DOCUMENT PASSAGE:
What’s happened to the links between requirements and tests? How do we know what to test and when? How do we, and the customers, know we got the system being built right? What’s the traceability between the two disciplines?
Testing used to happen at the end of the project process once the whole system had been built. Then testing became an iterative done each time. Now extreme programming (XP) advocates are building test code before building actual code, by introducing the concepts of test frameworks and mock objects.
Requirements moved from all specifications being gathered up front in one big exercise, to starting early on in the project and going into ever increasing detail throughout the project, using use cases. What’s the traceability between the disciplines?
Types of Testing
Doing software development in the 80s, only mission critical projects would take testing seriously. A formal concept of testing didn’t seem to exist on other projects. It was all down to the developer’s self- pride to turn out good quality code. Some even wrote special test code into their code, so it’s not really a new concept. We had a bit more time back then! As greater and increasing pressure to deliver against more unrealistic deadlines hit home, developers’ first instincts were to give up doing exhaustive testing of their own code. “Let the user find and report any errors and I’ll fix them later” was what developers thought. We now seem to have come full circle in developer testing.

SUPPLIED DATA:
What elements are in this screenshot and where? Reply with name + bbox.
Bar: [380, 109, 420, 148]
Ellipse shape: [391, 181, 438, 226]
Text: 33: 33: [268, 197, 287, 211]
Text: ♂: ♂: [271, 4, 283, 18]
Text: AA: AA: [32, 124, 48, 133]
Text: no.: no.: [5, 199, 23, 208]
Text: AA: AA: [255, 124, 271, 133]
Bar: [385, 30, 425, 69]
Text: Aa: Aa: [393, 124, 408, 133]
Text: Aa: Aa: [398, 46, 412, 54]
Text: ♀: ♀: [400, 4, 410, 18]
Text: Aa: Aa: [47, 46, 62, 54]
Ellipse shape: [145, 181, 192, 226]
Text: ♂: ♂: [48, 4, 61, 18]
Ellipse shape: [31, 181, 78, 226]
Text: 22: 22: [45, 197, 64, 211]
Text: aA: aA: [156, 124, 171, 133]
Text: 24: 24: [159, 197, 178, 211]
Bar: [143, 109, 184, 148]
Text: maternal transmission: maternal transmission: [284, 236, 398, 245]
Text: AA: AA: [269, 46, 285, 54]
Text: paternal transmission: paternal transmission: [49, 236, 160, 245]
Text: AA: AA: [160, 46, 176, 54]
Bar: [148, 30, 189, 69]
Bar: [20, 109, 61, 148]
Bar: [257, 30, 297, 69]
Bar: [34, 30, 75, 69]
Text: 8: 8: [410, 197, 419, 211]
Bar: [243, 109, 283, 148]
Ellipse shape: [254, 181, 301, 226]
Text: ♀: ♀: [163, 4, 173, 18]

TASKS AND EXERCISES:
1. Write out all 32 rows of Block 1 verbatim, each on its own line in the original order.
2. Continue the passage on requirements and software testing, picking up after its final sentence.

OUTPUTS:
1.
What elements are in this screenshot and where? Reply with name + bbox.
Bar: [380, 109, 420, 148]
Ellipse shape: [391, 181, 438, 226]
Text: 33: 33: [268, 197, 287, 211]
Text: ♂: ♂: [271, 4, 283, 18]
Text: AA: AA: [32, 124, 48, 133]
Text: no.: no.: [5, 199, 23, 208]
Text: AA: AA: [255, 124, 271, 133]
Bar: [385, 30, 425, 69]
Text: Aa: Aa: [393, 124, 408, 133]
Text: Aa: Aa: [398, 46, 412, 54]
Text: ♀: ♀: [400, 4, 410, 18]
Text: Aa: Aa: [47, 46, 62, 54]
Ellipse shape: [145, 181, 192, 226]
Text: ♂: ♂: [48, 4, 61, 18]
Ellipse shape: [31, 181, 78, 226]
Text: 22: 22: [45, 197, 64, 211]
Text: aA: aA: [156, 124, 171, 133]
Text: 24: 24: [159, 197, 178, 211]
Bar: [143, 109, 184, 148]
Text: maternal transmission: maternal transmission: [284, 236, 398, 245]
Text: AA: AA: [269, 46, 285, 54]
Text: paternal transmission: paternal transmission: [49, 236, 160, 245]
Text: AA: AA: [160, 46, 176, 54]
Bar: [148, 30, 189, 69]
Bar: [20, 109, 61, 148]
Bar: [257, 30, 297, 69]
Bar: [34, 30, 75, 69]
Text: 8: 8: [410, 197, 419, 211]
Bar: [243, 109, 283, 148]
Ellipse shape: [254, 181, 301, 226]
Text: ♀: ♀: [163, 4, 173, 18]

2.
Of course, customers want to prove for themselves that not only is the code ok, but the systems are practical to use. Customers have championed ever increasing clever ways of doing their tests. There are other types of tests to check the performance and reliability of the system, which relates to the quality of the design rather than code. “Did we get the performance and speed right under large volumes, etc.? How will the system react in a power failure situation?” are typical questions they ask.
Testing has become an institution! At last count I found sixteen test types, under various categories:
· Function: Does the system do what we specified it should do?
· Volume: Can all parts of the system cope with the maximum data volumes we expect?
· Security: Do only those actors who we expect to access the system, get access?
· The user interface issues like wizards, consistency, documentation, aesthetics, etc.
· Stress test: Extreme workloads, low memory, unavailability of services and hardware.
· Structure testing: Looks for orphaned code, all links connected, internal structure, etc.
· Integrity: Resilience to failure
· Load testing: Checks performance under various operational loads on the system.
· Performance profiling: Looks for bottlenecks and inefficient processes.
· Benchmarking: Tests this system against a known reference system.
· Contention tests: Tests that multiple actors’ demands on one resource can cope.
· Alpha and beta tests by customers to see it’s acceptable to use live.
· Test design and test execution at the same time.
· Installation: Testing software installs under different situations of low space, etc.
· Configuration: Different software configurations on different hardware
· Making sure fail-over procedures work, backups recover, etc.
Testing tools have evolved. Test automation and tools have also progressed in leaps and bounds over the last five years. There are all sorts of testing tools that test for different aspects of the systems quality:
· Performance tools
· Data generation tools
· Simulator tools
· Test managing tools
· Quality tools
· Coverage tools
· Black box and white box tools
· Record / playback tools
The processes have evolved:
· Besides the tools, the processes have grown and evolved. New techniques have been added into the equation:
· One break through was the rational unified process [RUP 02] putting testing on the map as its own specialized discipline.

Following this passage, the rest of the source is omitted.